Exercise objective = Reproduce the full listing below unchanged, apart from the pictures.

(Stored entries)
....
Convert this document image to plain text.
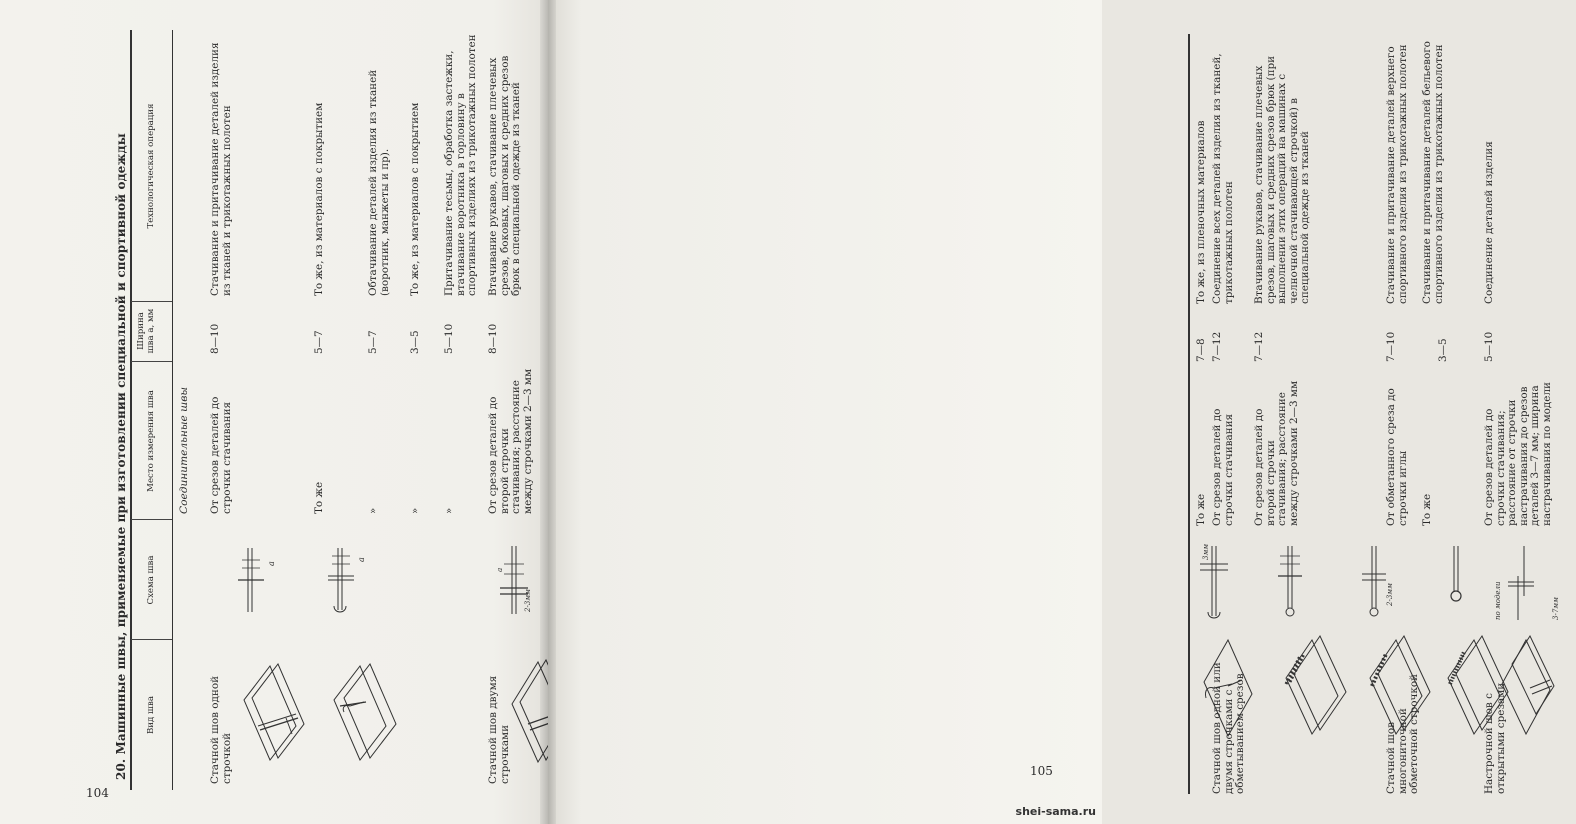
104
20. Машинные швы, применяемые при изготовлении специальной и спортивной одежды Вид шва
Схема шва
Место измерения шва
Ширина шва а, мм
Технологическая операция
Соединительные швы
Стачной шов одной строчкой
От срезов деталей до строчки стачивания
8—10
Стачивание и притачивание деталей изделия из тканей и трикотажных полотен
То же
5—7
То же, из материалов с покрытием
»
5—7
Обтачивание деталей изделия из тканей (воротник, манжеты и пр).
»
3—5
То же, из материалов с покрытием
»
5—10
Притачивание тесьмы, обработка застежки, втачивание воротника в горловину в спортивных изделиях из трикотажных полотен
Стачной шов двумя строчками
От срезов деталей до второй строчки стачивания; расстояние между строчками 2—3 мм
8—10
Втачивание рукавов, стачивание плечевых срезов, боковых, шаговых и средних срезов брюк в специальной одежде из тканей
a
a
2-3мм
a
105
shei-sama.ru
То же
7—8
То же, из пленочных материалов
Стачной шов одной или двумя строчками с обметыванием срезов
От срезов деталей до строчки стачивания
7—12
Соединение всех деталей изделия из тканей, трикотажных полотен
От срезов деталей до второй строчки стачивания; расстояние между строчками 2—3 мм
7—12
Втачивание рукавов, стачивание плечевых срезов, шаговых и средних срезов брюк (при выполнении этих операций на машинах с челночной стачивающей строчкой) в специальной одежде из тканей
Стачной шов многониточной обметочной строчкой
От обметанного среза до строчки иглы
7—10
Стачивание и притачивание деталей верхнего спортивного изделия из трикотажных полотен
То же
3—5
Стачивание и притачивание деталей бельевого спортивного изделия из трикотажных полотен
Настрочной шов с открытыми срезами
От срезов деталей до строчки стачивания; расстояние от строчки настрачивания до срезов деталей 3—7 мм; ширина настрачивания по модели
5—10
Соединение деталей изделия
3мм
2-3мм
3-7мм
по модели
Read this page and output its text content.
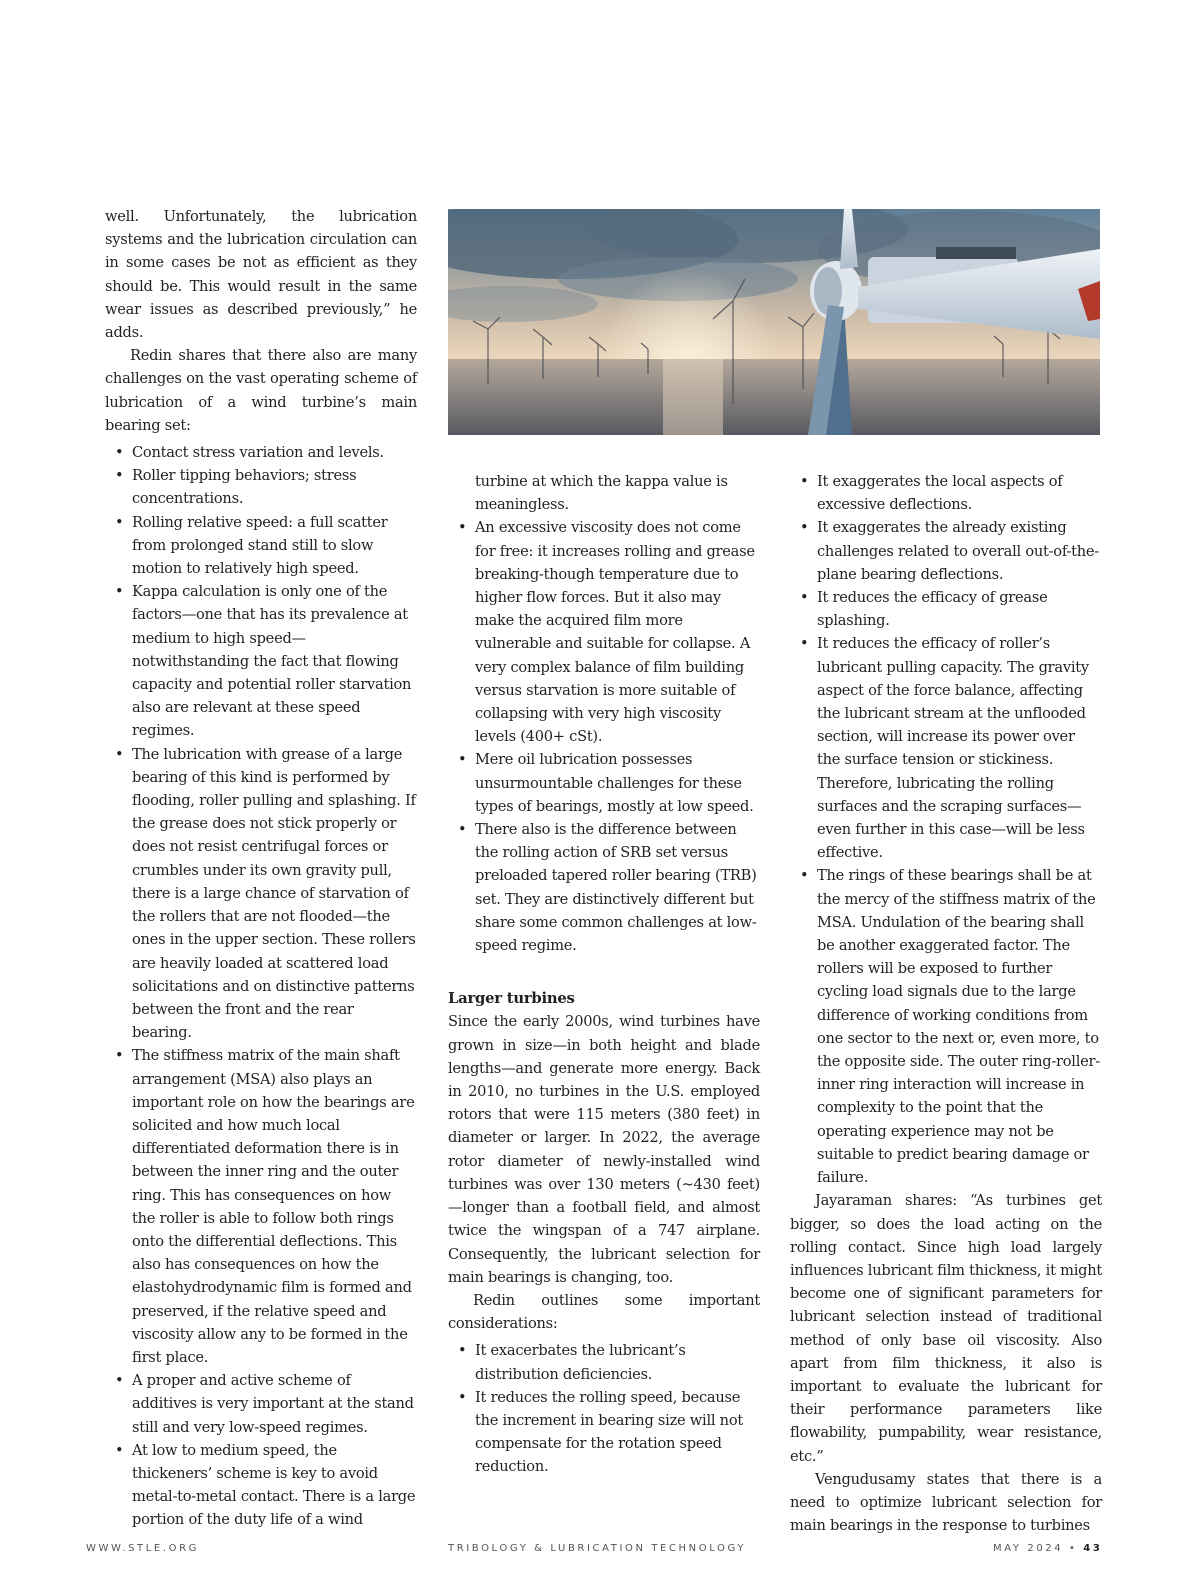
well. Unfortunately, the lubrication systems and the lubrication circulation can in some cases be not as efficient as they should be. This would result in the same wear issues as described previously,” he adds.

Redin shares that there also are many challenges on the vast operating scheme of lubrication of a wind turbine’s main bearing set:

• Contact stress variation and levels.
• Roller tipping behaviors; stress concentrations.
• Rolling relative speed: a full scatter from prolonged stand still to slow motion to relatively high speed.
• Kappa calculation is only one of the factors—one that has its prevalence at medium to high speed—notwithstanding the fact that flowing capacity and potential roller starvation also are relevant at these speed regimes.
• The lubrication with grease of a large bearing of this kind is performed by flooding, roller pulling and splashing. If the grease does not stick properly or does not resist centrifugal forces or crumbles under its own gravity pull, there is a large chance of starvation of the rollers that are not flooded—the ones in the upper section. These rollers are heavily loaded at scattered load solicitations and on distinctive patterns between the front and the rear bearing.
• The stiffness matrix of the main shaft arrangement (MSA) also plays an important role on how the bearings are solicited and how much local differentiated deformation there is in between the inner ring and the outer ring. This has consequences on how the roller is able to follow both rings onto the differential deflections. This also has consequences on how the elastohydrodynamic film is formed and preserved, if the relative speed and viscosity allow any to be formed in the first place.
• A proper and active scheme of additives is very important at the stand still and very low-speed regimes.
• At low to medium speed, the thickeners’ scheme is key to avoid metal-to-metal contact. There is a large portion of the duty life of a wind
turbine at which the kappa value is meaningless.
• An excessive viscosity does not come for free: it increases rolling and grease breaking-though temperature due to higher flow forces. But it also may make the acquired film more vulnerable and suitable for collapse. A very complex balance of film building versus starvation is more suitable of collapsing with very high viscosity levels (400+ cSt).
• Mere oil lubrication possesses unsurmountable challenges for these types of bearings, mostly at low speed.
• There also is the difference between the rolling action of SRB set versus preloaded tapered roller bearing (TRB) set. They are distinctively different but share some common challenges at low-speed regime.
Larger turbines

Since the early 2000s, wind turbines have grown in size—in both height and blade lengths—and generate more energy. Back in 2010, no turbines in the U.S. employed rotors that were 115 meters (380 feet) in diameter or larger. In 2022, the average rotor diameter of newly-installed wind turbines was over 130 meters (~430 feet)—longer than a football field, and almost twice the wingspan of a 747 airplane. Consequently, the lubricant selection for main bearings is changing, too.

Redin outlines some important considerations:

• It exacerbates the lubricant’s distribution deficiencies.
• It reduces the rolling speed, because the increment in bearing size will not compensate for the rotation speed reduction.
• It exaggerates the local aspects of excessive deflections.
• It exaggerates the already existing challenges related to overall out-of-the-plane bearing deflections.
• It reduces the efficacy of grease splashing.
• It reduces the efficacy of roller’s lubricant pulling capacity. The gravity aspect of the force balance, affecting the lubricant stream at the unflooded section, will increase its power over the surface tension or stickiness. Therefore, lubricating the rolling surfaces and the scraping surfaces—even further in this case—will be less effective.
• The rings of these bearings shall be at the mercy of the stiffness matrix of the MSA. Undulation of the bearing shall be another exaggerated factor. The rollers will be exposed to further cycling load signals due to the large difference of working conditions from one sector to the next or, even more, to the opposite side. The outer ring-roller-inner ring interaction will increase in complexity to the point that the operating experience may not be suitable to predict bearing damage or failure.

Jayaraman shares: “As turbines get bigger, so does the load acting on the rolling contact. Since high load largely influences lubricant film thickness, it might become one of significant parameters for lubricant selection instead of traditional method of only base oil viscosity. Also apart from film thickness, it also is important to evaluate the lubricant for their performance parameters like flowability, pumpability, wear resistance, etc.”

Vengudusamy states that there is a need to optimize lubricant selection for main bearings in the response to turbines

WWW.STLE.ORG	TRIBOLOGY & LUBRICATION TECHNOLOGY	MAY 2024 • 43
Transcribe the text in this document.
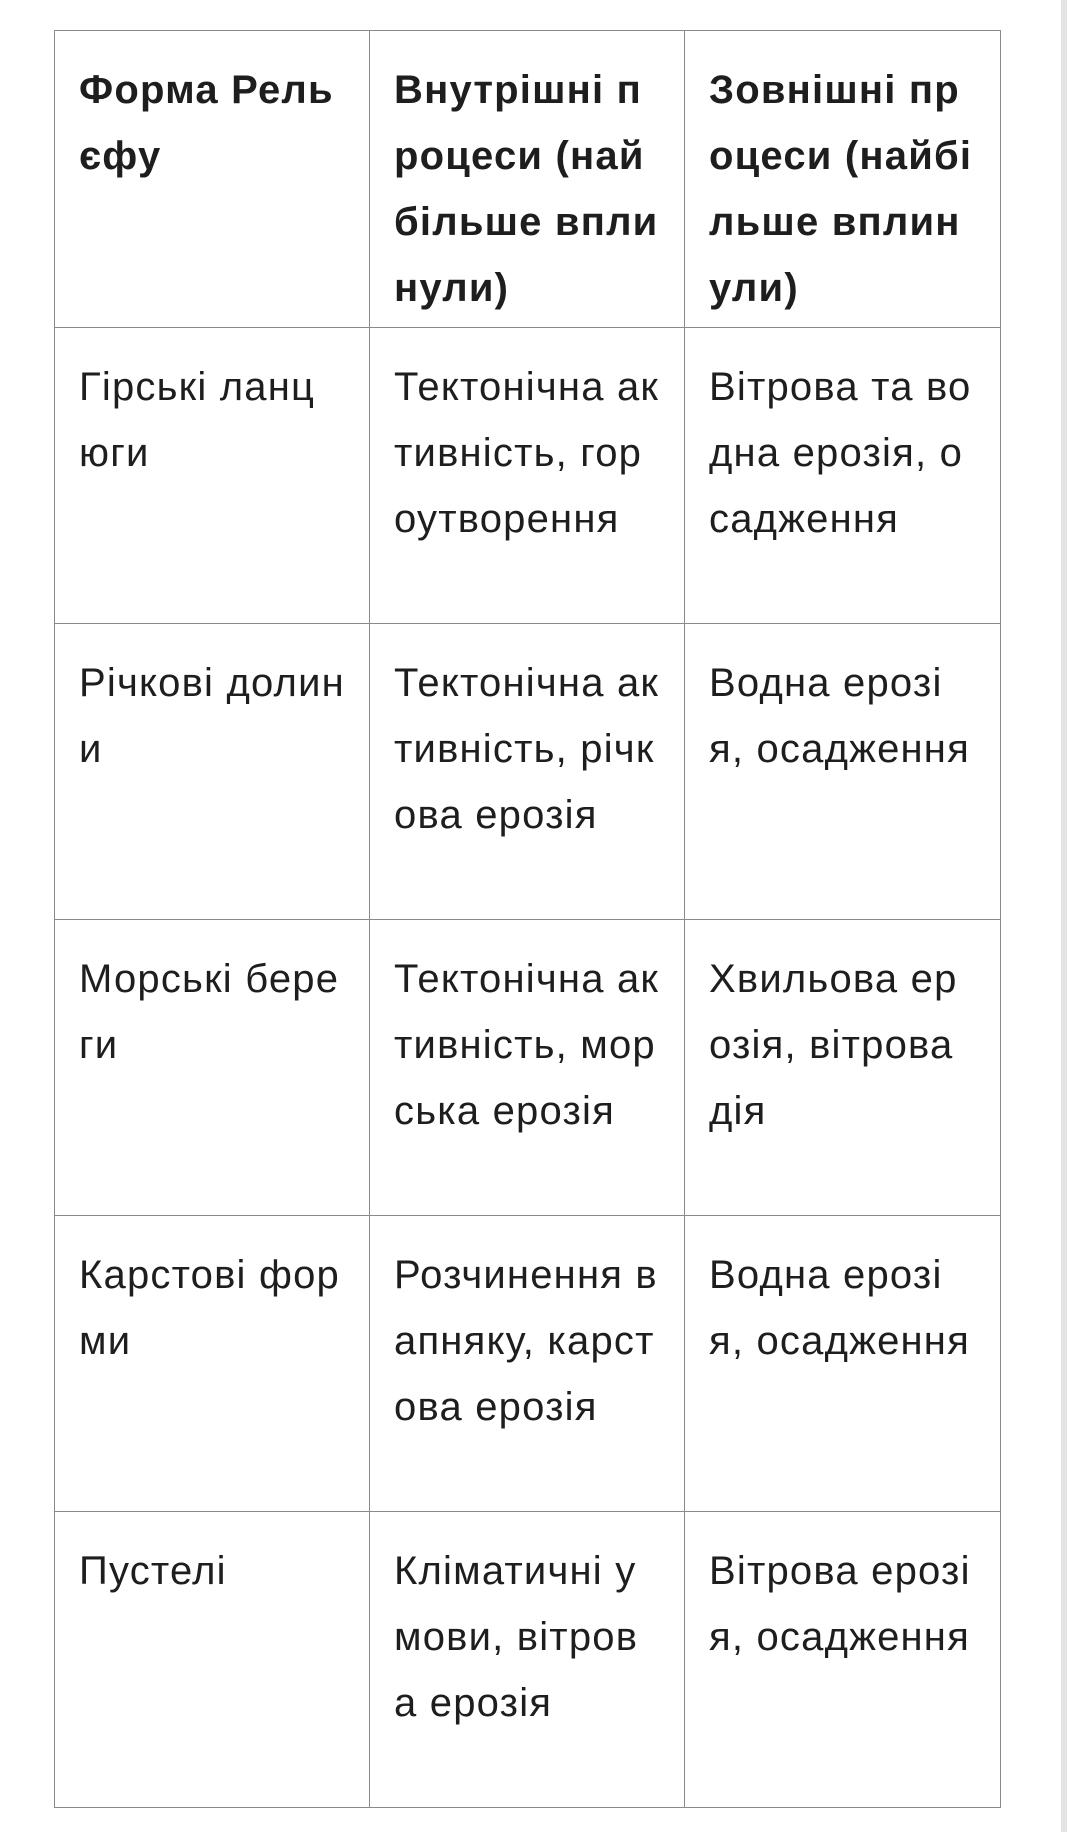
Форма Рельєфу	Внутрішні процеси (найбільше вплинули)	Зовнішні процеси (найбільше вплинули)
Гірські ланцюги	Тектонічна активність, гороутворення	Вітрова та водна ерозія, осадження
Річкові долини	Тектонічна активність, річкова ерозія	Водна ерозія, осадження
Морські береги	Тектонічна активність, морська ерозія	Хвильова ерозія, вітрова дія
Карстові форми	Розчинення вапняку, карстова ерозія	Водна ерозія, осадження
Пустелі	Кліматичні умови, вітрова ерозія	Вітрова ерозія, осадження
....
Result of this task =
Convert this document image to plain text.
104
20. Машинные швы, применяемые при изготовлении специальной и спортивной одежды Вид шва
Схема шва
Место измерения шва
Ширина шва а, мм
Технологическая операция
Соединительные швы
Стачной шов одной строчкой
От срезов деталей до строчки стачивания
8—10
Стачивание и притачивание деталей изделия из тканей и трикотажных полотен
То же
5—7
То же, из материалов с покрытием
»
5—7
Обтачивание деталей изделия из тканей (воротник, манжеты и пр).
»
3—5
То же, из материалов с покрытием
»
5—10
Притачивание тесьмы, обработка застежки, втачивание воротника в горловину в спортивных изделиях из трикотажных полотен
Стачной шов двумя строчками
От срезов деталей до второй строчки стачивания; расстояние между строчками 2—3 мм
8—10
Втачивание рукавов, стачивание плечевых срезов, боковых, шаговых и средних срезов брюк в специальной одежде из тканей
a
a
2-3мм
a
105
shei-sama.ru
То же
7—8
То же, из пленочных материалов
Стачной шов одной или двумя строчками с обметыванием срезов
От срезов деталей до строчки стачивания
7—12
Соединение всех деталей изделия из тканей, трикотажных полотен
От срезов деталей до второй строчки стачивания; расстояние между строчками 2—3 мм
7—12
Втачивание рукавов, стачивание плечевых срезов, шаговых и средних срезов брюк (при выполнении этих операций на машинах с челночной стачивающей строчкой) в специальной одежде из тканей
Стачной шов многониточной обметочной строчкой
От обметанного среза до строчки иглы
7—10
Стачивание и притачивание деталей верхнего спортивного изделия из трикотажных полотен
То же
3—5
Стачивание и притачивание деталей бельевого спортивного изделия из трикотажных полотен
Настрочной шов с открытыми срезами
От срезов деталей до строчки стачивания; расстояние от строчки настрачивания до срезов деталей 3—7 мм; ширина настрачивания по модели
5—10
Соединение деталей изделия
3мм
2-3мм
3-7мм
по модели
Read this page and output its text content.
well. Unfortunately, the lubrication systems and the lubrication circulation can in some cases be not as efficient as they should be. This would result in the same wear issues as described previously,” he adds.

Redin shares that there also are many challenges on the vast operating scheme of lubrication of a wind turbine’s main bearing set:

• Contact stress variation and levels.
• Roller tipping behaviors; stress concentrations.
• Rolling relative speed: a full scatter from prolonged stand still to slow motion to relatively high speed.
• Kappa calculation is only one of the factors—one that has its prevalence at medium to high speed—notwithstanding the fact that flowing capacity and potential roller starvation also are relevant at these speed regimes.
• The lubrication with grease of a large bearing of this kind is performed by flooding, roller pulling and splashing. If the grease does not stick properly or does not resist centrifugal forces or crumbles under its own gravity pull, there is a large chance of starvation of the rollers that are not flooded—the ones in the upper section. These rollers are heavily loaded at scattered load solicitations and on distinctive patterns between the front and the rear bearing.
• The stiffness matrix of the main shaft arrangement (MSA) also plays an important role on how the bearings are solicited and how much local differentiated deformation there is in between the inner ring and the outer ring. This has consequences on how the roller is able to follow both rings onto the differential deflections. This also has consequences on how the elastohydrodynamic film is formed and preserved, if the relative speed and viscosity allow any to be formed in the first place.
• A proper and active scheme of additives is very important at the stand still and very low-speed regimes.
• At low to medium speed, the thickeners’ scheme is key to avoid metal-to-metal contact. There is a large portion of the duty life of a wind
turbine at which the kappa value is meaningless.
• An excessive viscosity does not come for free: it increases rolling and grease breaking-though temperature due to higher flow forces. But it also may make the acquired film more vulnerable and suitable for collapse. A very complex balance of film building versus starvation is more suitable of collapsing with very high viscosity levels (400+ cSt).
• Mere oil lubrication possesses unsurmountable challenges for these types of bearings, mostly at low speed.
• There also is the difference between the rolling action of SRB set versus preloaded tapered roller bearing (TRB) set. They are distinctively different but share some common challenges at low-speed regime.
Larger turbines

Since the early 2000s, wind turbines have grown in size—in both height and blade lengths—and generate more energy. Back in 2010, no turbines in the U.S. employed rotors that were 115 meters (380 feet) in diameter or larger. In 2022, the average rotor diameter of newly-installed wind turbines was over 130 meters (~430 feet)—longer than a football field, and almost twice the wingspan of a 747 airplane. Consequently, the lubricant selection for main bearings is changing, too.

Redin outlines some important considerations:

• It exacerbates the lubricant’s distribution deficiencies.
• It reduces the rolling speed, because the increment in bearing size will not compensate for the rotation speed reduction.
• It exaggerates the local aspects of excessive deflections.
• It exaggerates the already existing challenges related to overall out-of-the-plane bearing deflections.
• It reduces the efficacy of grease splashing.
• It reduces the efficacy of roller’s lubricant pulling capacity. The gravity aspect of the force balance, affecting the lubricant stream at the unflooded section, will increase its power over the surface tension or stickiness. Therefore, lubricating the rolling surfaces and the scraping surfaces—even further in this case—will be less effective.
• The rings of these bearings shall be at the mercy of the stiffness matrix of the MSA. Undulation of the bearing shall be another exaggerated factor. The rollers will be exposed to further cycling load signals due to the large difference of working conditions from one sector to the next or, even more, to the opposite side. The outer ring-roller-inner ring interaction will increase in complexity to the point that the operating experience may not be suitable to predict bearing damage or failure.

Jayaraman shares: “As turbines get bigger, so does the load acting on the rolling contact. Since high load largely influences lubricant film thickness, it might become one of significant parameters for lubricant selection instead of traditional method of only base oil viscosity. Also apart from film thickness, it also is important to evaluate the lubricant for their performance parameters like flowability, pumpability, wear resistance, etc.”

Vengudusamy states that there is a need to optimize lubricant selection for main bearings in the response to turbines

WWW.STLE.ORG	TRIBOLOGY & LUBRICATION TECHNOLOGY	MAY 2024 • 43
Transcribe the text in this document.
Форма Рельєфу	Внутрішні процеси (найбільше вплинули)	Зовнішні процеси (найбільше вплинули)
Гірські ланцюги	Тектонічна активність, гороутворення	Вітрова та водна ерозія, осадження
Річкові долини	Тектонічна активність, річкова ерозія	Водна ерозія, осадження
Морські береги	Тектонічна активність, морська ерозія	Хвильова ерозія, вітрова дія
Карстові форми	Розчинення вапняку, карстова ерозія	Водна ерозія, осадження
Пустелі	Кліматичні умови, вітрова ерозія	Вітрова ерозія, осадження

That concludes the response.